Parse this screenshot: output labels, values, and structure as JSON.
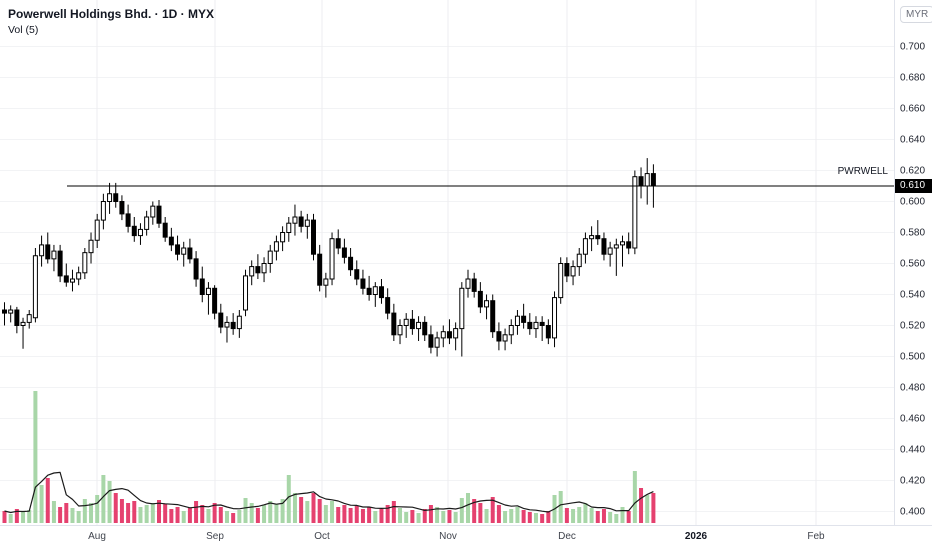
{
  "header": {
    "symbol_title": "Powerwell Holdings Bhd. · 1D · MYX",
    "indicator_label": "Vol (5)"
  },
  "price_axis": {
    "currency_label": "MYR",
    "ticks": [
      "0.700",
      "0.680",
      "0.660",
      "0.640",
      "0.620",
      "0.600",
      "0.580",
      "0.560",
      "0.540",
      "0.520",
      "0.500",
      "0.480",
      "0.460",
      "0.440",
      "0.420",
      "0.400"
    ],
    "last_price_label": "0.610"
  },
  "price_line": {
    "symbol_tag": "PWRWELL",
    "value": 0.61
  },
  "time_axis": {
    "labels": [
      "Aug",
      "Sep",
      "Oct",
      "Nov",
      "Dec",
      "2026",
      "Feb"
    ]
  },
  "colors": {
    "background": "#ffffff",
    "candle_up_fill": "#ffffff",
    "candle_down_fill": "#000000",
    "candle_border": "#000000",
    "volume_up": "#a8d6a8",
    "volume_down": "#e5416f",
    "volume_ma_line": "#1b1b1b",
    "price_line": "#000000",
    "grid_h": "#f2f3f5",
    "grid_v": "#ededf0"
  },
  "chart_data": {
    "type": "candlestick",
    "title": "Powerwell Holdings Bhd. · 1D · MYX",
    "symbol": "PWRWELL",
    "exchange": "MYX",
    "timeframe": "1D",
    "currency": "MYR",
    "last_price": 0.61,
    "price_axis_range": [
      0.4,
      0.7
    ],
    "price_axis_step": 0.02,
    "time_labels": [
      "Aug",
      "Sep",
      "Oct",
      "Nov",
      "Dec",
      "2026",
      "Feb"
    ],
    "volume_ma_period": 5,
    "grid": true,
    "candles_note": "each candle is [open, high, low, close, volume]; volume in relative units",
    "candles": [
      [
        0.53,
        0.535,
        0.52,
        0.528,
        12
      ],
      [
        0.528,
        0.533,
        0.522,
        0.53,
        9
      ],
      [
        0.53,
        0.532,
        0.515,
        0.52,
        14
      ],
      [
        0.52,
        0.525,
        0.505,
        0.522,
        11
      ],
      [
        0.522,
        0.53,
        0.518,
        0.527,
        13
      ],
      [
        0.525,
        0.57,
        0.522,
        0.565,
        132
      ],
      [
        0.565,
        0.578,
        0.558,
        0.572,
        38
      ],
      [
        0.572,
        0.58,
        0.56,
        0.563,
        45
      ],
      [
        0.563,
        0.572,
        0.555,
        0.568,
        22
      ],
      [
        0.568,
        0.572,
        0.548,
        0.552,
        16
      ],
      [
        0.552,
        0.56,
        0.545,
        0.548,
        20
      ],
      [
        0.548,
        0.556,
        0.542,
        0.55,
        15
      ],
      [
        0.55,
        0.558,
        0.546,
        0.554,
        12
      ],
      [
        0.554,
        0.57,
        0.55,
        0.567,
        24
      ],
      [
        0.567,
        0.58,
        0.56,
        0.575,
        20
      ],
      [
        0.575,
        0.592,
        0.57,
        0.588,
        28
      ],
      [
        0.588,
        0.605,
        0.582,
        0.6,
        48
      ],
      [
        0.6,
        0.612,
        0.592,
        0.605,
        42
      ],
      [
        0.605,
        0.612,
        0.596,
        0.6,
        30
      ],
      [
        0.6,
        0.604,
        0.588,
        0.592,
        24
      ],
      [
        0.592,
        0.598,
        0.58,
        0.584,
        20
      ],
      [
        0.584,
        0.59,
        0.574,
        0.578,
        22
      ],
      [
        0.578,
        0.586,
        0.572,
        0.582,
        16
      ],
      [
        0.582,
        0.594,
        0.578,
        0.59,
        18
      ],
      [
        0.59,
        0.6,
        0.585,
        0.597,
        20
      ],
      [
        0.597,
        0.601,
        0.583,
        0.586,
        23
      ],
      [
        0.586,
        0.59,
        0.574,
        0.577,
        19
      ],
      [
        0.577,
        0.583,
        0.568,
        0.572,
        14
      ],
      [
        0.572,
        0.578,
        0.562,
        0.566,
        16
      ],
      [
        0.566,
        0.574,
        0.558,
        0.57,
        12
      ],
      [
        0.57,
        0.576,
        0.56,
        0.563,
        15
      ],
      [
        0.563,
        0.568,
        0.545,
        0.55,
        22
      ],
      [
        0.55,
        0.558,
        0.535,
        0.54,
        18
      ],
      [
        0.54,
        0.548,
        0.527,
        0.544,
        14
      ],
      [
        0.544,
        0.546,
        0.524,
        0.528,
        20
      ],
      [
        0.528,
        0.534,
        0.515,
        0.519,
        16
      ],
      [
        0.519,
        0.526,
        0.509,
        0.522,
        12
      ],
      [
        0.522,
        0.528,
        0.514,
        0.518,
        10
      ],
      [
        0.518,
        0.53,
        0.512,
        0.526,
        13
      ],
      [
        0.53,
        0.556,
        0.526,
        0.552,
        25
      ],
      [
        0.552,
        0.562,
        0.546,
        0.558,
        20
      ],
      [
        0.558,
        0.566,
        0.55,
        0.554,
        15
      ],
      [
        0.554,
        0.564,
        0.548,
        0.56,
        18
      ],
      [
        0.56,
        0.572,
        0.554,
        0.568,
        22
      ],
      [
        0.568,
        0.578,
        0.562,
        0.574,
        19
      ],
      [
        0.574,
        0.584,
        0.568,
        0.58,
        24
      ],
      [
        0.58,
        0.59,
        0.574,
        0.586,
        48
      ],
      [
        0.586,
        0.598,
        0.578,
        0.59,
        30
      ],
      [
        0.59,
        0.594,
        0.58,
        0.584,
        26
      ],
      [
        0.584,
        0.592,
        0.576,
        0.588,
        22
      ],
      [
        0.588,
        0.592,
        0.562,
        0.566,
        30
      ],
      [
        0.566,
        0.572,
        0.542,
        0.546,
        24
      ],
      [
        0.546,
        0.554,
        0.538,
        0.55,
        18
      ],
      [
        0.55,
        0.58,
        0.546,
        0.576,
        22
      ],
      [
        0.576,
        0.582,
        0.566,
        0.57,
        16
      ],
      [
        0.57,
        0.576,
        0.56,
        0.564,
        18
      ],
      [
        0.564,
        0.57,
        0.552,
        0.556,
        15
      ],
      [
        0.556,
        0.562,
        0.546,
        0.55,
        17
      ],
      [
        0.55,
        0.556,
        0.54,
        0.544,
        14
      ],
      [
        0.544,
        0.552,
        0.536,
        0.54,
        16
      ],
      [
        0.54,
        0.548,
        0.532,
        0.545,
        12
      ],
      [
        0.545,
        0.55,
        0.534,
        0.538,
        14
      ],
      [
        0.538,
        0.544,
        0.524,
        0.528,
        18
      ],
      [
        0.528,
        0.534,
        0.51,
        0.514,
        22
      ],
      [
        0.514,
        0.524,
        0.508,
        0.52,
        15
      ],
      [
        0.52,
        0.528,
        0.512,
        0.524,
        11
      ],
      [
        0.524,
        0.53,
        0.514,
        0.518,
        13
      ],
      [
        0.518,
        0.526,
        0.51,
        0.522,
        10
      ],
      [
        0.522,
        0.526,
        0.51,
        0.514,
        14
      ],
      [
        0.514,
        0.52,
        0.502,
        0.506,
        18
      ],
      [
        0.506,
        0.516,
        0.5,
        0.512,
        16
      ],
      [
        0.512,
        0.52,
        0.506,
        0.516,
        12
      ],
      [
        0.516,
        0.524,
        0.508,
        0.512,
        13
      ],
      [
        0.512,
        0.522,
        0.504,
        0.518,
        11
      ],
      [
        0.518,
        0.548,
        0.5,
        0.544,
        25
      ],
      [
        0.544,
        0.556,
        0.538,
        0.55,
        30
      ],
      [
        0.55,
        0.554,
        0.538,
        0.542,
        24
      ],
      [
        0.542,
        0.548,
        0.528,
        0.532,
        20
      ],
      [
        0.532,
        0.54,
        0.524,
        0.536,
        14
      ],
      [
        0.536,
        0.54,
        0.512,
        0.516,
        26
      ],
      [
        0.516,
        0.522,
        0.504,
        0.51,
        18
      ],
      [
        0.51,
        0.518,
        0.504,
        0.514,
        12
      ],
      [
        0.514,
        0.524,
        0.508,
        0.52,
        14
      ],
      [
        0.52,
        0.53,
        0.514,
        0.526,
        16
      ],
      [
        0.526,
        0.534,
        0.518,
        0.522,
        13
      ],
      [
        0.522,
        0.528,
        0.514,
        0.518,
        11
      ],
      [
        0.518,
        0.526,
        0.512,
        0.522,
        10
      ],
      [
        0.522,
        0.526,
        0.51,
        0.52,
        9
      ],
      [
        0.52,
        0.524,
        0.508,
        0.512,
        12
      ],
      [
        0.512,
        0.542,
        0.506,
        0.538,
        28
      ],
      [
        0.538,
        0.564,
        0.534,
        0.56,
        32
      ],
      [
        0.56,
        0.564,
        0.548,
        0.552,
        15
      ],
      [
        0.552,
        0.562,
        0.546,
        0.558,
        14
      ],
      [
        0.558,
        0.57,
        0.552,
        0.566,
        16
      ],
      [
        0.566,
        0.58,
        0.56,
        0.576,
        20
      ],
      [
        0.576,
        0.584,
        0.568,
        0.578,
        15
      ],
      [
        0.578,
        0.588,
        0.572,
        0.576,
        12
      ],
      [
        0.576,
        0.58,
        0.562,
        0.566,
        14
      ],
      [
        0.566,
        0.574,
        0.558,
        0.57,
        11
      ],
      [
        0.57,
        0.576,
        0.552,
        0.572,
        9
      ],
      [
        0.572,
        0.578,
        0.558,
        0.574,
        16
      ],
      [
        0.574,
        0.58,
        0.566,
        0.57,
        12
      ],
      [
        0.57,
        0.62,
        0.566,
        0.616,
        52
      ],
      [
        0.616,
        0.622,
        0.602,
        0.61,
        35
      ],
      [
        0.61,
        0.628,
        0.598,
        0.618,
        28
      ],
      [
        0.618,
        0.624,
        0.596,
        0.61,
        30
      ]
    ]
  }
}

EXERCISE REQUIREMENTS:
The lines above form a set of records; determine how many of them contain the string "ffffff" and give that number alone.

SOLUTION FOR THIS TASK:
2